- [WRITTEN TASK]: Word for word, quote all of the material, omitting the pictures.

[Saved entries]

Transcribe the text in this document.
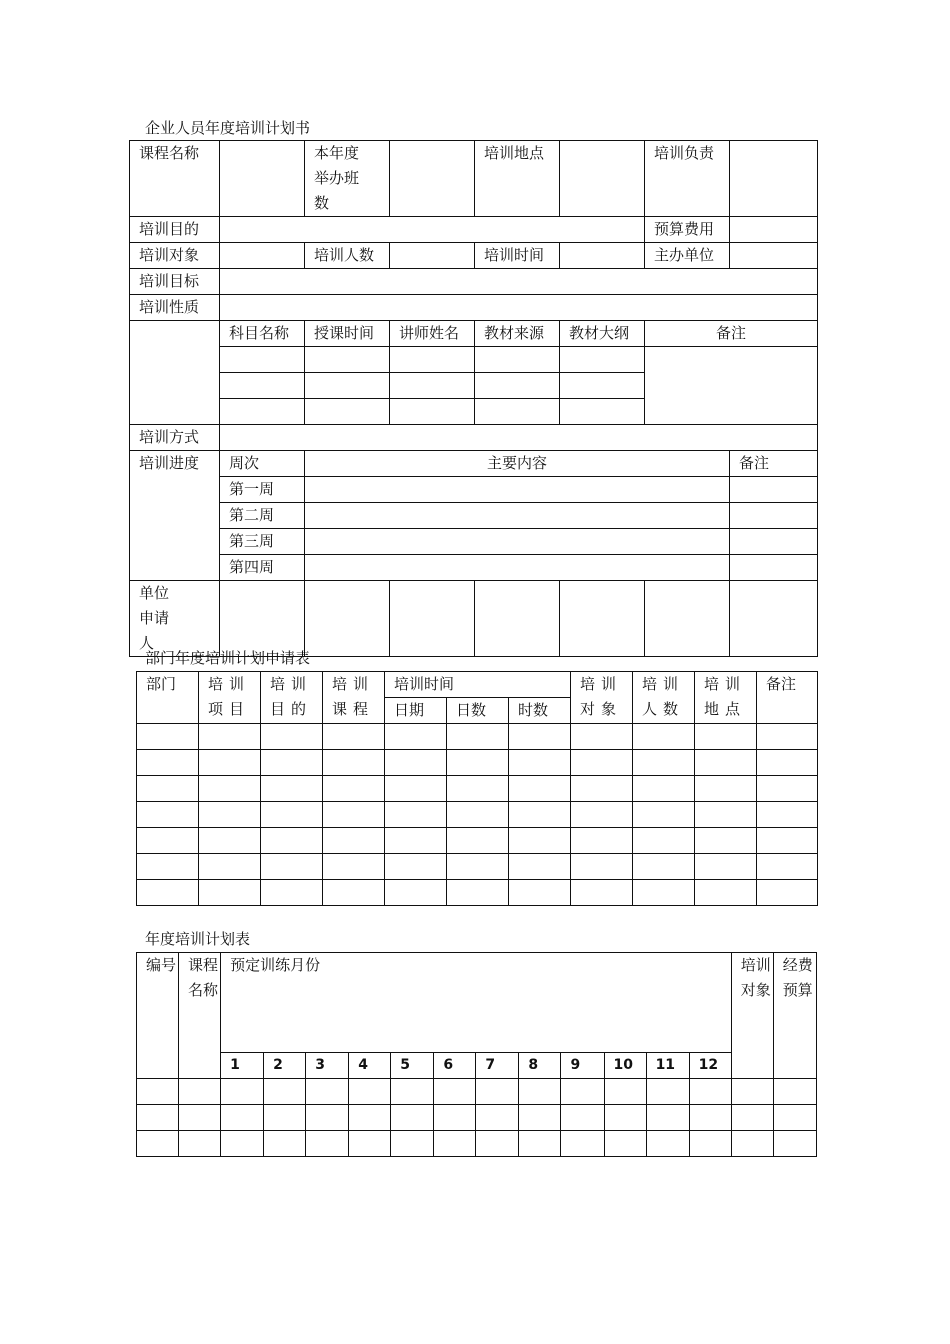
企业人员年度培训计划书
课程名称		本年度举办班数		培训地点		培训负责	
培训目的						预算费用	
培训对象		培训人数		培训时间		主办单位	
培训目标							
培训性质							
	科目名称	授课时间	讲师姓名	教材来源	教材大纲	备注	

培训方式							
培训进度	周次	主要内容					备注
	第一周						
	第二周						
	第三周						
	第四周						
单位申请人							
部门年度培训计划申请表
部门	培训项目	培训目的	培训课程	培训时间			培训对象	培训人数	培训地点	备注
				日期	日数	时数				

年度培训计划表
编号	课程名称	预定训练月份												培训对象	经费预算
		1	2	3	4	5	6	7	8	9	10	11	12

- [TASK RESULT]:
Transcribe the text in this document.
企业人员年度培训计划书
课程名称		本年度举办班数		培训地点		培训负责	
培训目的						预算费用	
培训对象		培训人数		培训时间		主办单位	
培训目标							
培训性质							
	科目名称	授课时间	讲师姓名	教材来源	教材大纲	备注	

培训方式							
培训进度	周次	主要内容					备注
	第一周						
	第二周						
	第三周						
	第四周						
单位申请人							
部门年度培训计划申请表
部门	培训项目	培训目的	培训课程	培训时间			培训对象	培训人数	培训地点	备注
				日期	日数	时数				

年度培训计划表
编号	课程名称	预定训练月份												培训对象	经费预算
		1	2	3	4	5	6	7	8	9	10	11	12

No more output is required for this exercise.